[Figure dataset records]
┌──

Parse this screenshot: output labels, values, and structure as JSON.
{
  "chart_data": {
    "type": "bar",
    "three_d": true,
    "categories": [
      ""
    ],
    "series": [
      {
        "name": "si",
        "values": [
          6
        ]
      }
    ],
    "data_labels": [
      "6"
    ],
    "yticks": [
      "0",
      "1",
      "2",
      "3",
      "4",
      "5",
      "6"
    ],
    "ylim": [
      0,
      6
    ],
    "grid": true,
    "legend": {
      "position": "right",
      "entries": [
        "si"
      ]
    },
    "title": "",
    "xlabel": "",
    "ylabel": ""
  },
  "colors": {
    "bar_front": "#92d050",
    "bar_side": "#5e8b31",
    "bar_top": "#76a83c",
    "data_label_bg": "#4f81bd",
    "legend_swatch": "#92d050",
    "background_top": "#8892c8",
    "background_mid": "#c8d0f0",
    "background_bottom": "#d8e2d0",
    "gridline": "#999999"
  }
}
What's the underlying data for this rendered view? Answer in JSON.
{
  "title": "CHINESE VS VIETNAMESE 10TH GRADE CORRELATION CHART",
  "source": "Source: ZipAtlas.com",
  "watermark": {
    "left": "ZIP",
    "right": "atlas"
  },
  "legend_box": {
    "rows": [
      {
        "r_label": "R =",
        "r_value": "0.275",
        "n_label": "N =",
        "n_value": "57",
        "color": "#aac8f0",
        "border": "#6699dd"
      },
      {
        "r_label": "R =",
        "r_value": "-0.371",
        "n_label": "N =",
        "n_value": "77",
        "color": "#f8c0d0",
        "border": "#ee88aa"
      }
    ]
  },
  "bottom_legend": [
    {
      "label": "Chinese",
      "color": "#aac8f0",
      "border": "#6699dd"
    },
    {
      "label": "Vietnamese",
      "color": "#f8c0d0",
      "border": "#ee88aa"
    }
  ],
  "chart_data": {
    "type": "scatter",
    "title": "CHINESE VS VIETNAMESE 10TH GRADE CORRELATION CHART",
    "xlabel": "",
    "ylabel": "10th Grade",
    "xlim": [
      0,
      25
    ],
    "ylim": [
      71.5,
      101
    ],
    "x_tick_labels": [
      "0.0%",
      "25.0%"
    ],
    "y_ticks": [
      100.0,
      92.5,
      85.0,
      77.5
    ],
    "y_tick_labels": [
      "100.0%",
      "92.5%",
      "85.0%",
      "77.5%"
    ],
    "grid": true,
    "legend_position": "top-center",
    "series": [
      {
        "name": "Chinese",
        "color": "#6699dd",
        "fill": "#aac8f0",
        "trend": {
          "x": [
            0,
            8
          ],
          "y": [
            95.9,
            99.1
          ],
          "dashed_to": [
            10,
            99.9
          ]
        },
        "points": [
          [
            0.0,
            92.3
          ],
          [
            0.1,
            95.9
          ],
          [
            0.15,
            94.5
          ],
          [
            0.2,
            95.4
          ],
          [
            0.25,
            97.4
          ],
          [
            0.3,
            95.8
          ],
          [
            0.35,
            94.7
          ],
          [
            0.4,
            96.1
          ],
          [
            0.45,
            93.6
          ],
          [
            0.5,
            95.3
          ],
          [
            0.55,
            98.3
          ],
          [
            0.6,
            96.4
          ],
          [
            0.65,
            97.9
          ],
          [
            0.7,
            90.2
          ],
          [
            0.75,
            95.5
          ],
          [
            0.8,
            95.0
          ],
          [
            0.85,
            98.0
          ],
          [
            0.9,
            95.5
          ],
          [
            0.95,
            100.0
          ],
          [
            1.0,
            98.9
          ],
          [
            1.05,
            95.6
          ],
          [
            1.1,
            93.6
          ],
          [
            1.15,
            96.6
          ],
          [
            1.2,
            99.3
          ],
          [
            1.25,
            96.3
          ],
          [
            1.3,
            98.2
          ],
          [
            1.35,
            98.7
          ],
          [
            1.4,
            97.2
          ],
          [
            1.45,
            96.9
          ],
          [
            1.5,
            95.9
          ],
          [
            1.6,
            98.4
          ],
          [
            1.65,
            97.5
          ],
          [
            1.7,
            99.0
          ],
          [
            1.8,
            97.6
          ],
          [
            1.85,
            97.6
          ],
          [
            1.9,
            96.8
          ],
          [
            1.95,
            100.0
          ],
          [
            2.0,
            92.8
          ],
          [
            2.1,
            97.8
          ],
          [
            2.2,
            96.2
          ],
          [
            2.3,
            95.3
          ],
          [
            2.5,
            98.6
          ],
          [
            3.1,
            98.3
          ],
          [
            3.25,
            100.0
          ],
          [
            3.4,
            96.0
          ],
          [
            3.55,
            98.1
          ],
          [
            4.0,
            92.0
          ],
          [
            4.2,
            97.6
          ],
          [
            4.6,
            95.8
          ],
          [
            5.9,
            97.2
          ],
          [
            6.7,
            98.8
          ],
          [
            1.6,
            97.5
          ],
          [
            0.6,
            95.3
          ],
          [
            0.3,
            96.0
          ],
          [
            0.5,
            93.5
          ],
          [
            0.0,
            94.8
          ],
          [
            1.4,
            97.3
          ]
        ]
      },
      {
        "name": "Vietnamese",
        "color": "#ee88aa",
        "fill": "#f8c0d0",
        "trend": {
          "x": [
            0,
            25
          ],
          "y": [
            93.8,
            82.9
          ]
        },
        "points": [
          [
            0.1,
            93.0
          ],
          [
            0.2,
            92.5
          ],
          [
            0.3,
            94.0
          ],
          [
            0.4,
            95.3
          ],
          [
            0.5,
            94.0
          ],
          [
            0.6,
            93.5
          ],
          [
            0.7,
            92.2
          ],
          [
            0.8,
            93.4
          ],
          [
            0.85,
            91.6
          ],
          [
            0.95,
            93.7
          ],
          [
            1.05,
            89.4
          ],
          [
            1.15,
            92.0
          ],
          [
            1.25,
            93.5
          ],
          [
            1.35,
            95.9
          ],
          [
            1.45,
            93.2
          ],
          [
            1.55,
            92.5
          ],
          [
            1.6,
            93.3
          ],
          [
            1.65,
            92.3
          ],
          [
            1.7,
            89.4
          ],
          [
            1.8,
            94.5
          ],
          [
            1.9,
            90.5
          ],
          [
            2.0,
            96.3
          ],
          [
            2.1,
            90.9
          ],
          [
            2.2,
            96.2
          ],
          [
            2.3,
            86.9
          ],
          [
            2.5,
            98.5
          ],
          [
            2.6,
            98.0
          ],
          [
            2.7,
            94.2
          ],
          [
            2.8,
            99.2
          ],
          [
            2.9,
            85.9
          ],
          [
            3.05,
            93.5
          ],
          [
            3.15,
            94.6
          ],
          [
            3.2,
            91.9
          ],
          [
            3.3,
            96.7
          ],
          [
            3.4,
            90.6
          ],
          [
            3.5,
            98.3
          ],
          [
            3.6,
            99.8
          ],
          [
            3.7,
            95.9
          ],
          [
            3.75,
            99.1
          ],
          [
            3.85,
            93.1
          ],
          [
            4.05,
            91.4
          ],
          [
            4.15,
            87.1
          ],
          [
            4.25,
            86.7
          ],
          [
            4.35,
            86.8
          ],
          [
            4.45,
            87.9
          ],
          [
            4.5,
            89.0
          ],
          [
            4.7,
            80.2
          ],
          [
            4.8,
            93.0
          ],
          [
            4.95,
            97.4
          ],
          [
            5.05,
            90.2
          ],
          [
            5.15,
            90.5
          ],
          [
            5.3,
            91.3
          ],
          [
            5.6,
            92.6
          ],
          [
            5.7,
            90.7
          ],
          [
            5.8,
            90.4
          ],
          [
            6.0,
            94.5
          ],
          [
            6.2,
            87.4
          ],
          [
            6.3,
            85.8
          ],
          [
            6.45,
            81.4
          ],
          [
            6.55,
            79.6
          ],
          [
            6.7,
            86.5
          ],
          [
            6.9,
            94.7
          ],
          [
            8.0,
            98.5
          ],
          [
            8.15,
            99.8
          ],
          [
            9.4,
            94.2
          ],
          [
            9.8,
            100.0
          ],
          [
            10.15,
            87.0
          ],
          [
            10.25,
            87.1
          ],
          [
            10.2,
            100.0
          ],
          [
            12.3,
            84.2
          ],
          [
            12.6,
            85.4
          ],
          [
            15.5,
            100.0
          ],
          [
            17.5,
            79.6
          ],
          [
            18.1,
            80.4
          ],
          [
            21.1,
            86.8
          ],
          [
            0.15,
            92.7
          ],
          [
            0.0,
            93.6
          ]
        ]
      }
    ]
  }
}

└──

* STATED TASK *
In the listing, find each line with the string "this" and copy it.

* EXERCISE SOLUTION *
Parse this screenshot: output labels, values, and structure as JSON.
What's the underlying data for this rendered view? Answer in JSON.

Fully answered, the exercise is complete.